• TASK MATERIAL
════════════════

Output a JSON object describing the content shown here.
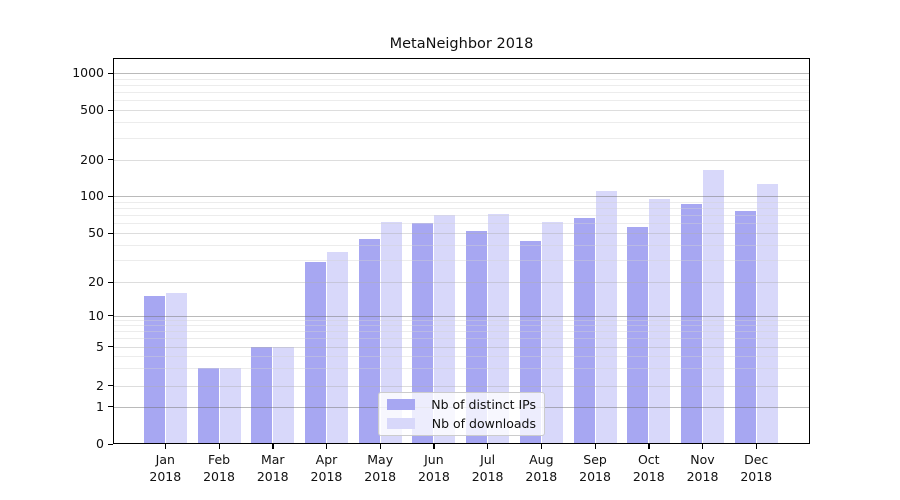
{
  "chart_data": {
    "type": "bar",
    "title": "MetaNeighbor 2018",
    "categories": [
      "Jan",
      "Feb",
      "Mar",
      "Apr",
      "May",
      "Jun",
      "Jul",
      "Aug",
      "Sep",
      "Oct",
      "Nov",
      "Dec"
    ],
    "year": "2018",
    "series": [
      {
        "name": "Nb of distinct IPs",
        "color": "#a7a7f2",
        "values": [
          15,
          3,
          5,
          29,
          45,
          60,
          52,
          43,
          66,
          56,
          86,
          76
        ]
      },
      {
        "name": "Nb of downloads",
        "color": "#d8d8fa",
        "values": [
          16,
          3,
          5,
          35,
          62,
          70,
          72,
          62,
          110,
          94,
          163,
          125
        ]
      }
    ],
    "xlabel": "",
    "ylabel": "",
    "yscale": "symlog",
    "y_ticks": [
      0,
      1,
      2,
      5,
      10,
      20,
      50,
      100,
      200,
      500,
      1000
    ],
    "ylim": [
      0,
      1400
    ],
    "grid": "on",
    "legend_position": "lower center",
    "y_anchors": [
      [
        0,
        444
      ],
      [
        1,
        406.7
      ],
      [
        2,
        385.5
      ],
      [
        5,
        346.5
      ],
      [
        10,
        315.5
      ],
      [
        20,
        282
      ],
      [
        50,
        233
      ],
      [
        100,
        196
      ],
      [
        200,
        159.5
      ],
      [
        500,
        110
      ],
      [
        1000,
        73
      ]
    ],
    "grid_major_color": "#b7b7b7",
    "grid_mid_color": "#e2e2e2",
    "grid_minor_color": "#ededed"
  }
}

════════════════

• PROBLEM TO SOLVE
Repeat the data exactly, dropping every picture it holds.

• RESULT
Output a JSON object describing the content shown here.
{
  "chart_data": {
    "type": "bar",
    "title": "MetaNeighbor 2018",
    "categories": [
      "Jan",
      "Feb",
      "Mar",
      "Apr",
      "May",
      "Jun",
      "Jul",
      "Aug",
      "Sep",
      "Oct",
      "Nov",
      "Dec"
    ],
    "year": "2018",
    "series": [
      {
        "name": "Nb of distinct IPs",
        "color": "#a7a7f2",
        "values": [
          15,
          3,
          5,
          29,
          45,
          60,
          52,
          43,
          66,
          56,
          86,
          76
        ]
      },
      {
        "name": "Nb of downloads",
        "color": "#d8d8fa",
        "values": [
          16,
          3,
          5,
          35,
          62,
          70,
          72,
          62,
          110,
          94,
          163,
          125
        ]
      }
    ],
    "xlabel": "",
    "ylabel": "",
    "yscale": "symlog",
    "y_ticks": [
      0,
      1,
      2,
      5,
      10,
      20,
      50,
      100,
      200,
      500,
      1000
    ],
    "ylim": [
      0,
      1400
    ],
    "grid": "on",
    "legend_position": "lower center",
    "y_anchors": [
      [
        0,
        444
      ],
      [
        1,
        406.7
      ],
      [
        2,
        385.5
      ],
      [
        5,
        346.5
      ],
      [
        10,
        315.5
      ],
      [
        20,
        282
      ],
      [
        50,
        233
      ],
      [
        100,
        196
      ],
      [
        200,
        159.5
      ],
      [
        500,
        110
      ],
      [
        1000,
        73
      ]
    ],
    "grid_major_color": "#b7b7b7",
    "grid_mid_color": "#e2e2e2",
    "grid_minor_color": "#ededed"
  }
}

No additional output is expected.